[BEGIN Working data]
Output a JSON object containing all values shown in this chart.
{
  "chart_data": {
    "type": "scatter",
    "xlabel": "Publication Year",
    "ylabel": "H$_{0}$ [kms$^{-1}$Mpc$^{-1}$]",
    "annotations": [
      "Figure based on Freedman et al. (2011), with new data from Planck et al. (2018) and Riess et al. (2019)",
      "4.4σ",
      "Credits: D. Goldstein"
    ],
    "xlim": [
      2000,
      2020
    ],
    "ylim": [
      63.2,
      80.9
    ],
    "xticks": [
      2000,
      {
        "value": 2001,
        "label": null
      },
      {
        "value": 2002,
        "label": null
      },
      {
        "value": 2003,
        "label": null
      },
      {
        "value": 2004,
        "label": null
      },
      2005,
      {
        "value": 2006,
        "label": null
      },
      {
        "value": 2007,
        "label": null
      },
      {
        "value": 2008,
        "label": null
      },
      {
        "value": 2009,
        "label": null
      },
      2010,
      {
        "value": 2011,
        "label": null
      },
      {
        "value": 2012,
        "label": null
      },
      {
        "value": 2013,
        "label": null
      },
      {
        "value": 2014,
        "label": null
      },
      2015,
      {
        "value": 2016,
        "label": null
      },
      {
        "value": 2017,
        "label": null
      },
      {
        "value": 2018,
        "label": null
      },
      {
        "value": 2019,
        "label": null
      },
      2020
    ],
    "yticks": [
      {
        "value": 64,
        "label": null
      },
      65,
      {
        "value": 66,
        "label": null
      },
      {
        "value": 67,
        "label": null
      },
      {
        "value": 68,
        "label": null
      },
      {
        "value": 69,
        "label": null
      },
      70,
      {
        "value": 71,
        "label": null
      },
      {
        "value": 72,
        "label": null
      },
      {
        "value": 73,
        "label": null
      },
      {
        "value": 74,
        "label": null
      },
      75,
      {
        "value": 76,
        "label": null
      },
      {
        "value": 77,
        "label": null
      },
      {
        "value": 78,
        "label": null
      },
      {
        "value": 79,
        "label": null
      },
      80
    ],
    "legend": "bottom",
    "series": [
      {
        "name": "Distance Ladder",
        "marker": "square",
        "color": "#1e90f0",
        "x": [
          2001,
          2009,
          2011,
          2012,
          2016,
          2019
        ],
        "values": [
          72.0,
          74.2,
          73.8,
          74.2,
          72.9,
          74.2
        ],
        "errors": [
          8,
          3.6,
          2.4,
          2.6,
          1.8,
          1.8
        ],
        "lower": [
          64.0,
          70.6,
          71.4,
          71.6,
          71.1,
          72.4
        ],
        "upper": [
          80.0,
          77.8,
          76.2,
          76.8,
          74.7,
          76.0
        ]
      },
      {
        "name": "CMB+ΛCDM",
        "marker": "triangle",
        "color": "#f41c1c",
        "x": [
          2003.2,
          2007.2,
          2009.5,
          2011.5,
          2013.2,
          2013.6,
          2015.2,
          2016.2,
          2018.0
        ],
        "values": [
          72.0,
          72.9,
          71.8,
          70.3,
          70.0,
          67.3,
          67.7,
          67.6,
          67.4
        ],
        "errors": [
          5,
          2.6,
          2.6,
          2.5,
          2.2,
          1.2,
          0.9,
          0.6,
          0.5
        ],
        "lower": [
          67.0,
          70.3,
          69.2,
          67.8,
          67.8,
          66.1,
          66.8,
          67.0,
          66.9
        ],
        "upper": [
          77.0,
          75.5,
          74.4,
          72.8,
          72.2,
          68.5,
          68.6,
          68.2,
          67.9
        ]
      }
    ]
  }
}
[END Working data]
**What the task requires:** Copy the data above exactly. Every line must be included.

**Task output:**
Output a JSON object containing all values shown in this chart.
{
  "chart_data": {
    "type": "scatter",
    "xlabel": "Publication Year",
    "ylabel": "H$_{0}$ [kms$^{-1}$Mpc$^{-1}$]",
    "annotations": [
      "Figure based on Freedman et al. (2011), with new data from Planck et al. (2018) and Riess et al. (2019)",
      "4.4σ",
      "Credits: D. Goldstein"
    ],
    "xlim": [
      2000,
      2020
    ],
    "ylim": [
      63.2,
      80.9
    ],
    "xticks": [
      2000,
      {
        "value": 2001,
        "label": null
      },
      {
        "value": 2002,
        "label": null
      },
      {
        "value": 2003,
        "label": null
      },
      {
        "value": 2004,
        "label": null
      },
      2005,
      {
        "value": 2006,
        "label": null
      },
      {
        "value": 2007,
        "label": null
      },
      {
        "value": 2008,
        "label": null
      },
      {
        "value": 2009,
        "label": null
      },
      2010,
      {
        "value": 2011,
        "label": null
      },
      {
        "value": 2012,
        "label": null
      },
      {
        "value": 2013,
        "label": null
      },
      {
        "value": 2014,
        "label": null
      },
      2015,
      {
        "value": 2016,
        "label": null
      },
      {
        "value": 2017,
        "label": null
      },
      {
        "value": 2018,
        "label": null
      },
      {
        "value": 2019,
        "label": null
      },
      2020
    ],
    "yticks": [
      {
        "value": 64,
        "label": null
      },
      65,
      {
        "value": 66,
        "label": null
      },
      {
        "value": 67,
        "label": null
      },
      {
        "value": 68,
        "label": null
      },
      {
        "value": 69,
        "label": null
      },
      70,
      {
        "value": 71,
        "label": null
      },
      {
        "value": 72,
        "label": null
      },
      {
        "value": 73,
        "label": null
      },
      {
        "value": 74,
        "label": null
      },
      75,
      {
        "value": 76,
        "label": null
      },
      {
        "value": 77,
        "label": null
      },
      {
        "value": 78,
        "label": null
      },
      {
        "value": 79,
        "label": null
      },
      80
    ],
    "legend": "bottom",
    "series": [
      {
        "name": "Distance Ladder",
        "marker": "square",
        "color": "#1e90f0",
        "x": [
          2001,
          2009,
          2011,
          2012,
          2016,
          2019
        ],
        "values": [
          72.0,
          74.2,
          73.8,
          74.2,
          72.9,
          74.2
        ],
        "errors": [
          8,
          3.6,
          2.4,
          2.6,
          1.8,
          1.8
        ],
        "lower": [
          64.0,
          70.6,
          71.4,
          71.6,
          71.1,
          72.4
        ],
        "upper": [
          80.0,
          77.8,
          76.2,
          76.8,
          74.7,
          76.0
        ]
      },
      {
        "name": "CMB+ΛCDM",
        "marker": "triangle",
        "color": "#f41c1c",
        "x": [
          2003.2,
          2007.2,
          2009.5,
          2011.5,
          2013.2,
          2013.6,
          2015.2,
          2016.2,
          2018.0
        ],
        "values": [
          72.0,
          72.9,
          71.8,
          70.3,
          70.0,
          67.3,
          67.7,
          67.6,
          67.4
        ],
        "errors": [
          5,
          2.6,
          2.6,
          2.5,
          2.2,
          1.2,
          0.9,
          0.6,
          0.5
        ],
        "lower": [
          67.0,
          70.3,
          69.2,
          67.8,
          67.8,
          66.1,
          66.8,
          67.0,
          66.9
        ],
        "upper": [
          77.0,
          75.5,
          74.4,
          72.8,
          72.2,
          68.5,
          68.6,
          68.2,
          67.9
        ]
      }
    ]
  }
}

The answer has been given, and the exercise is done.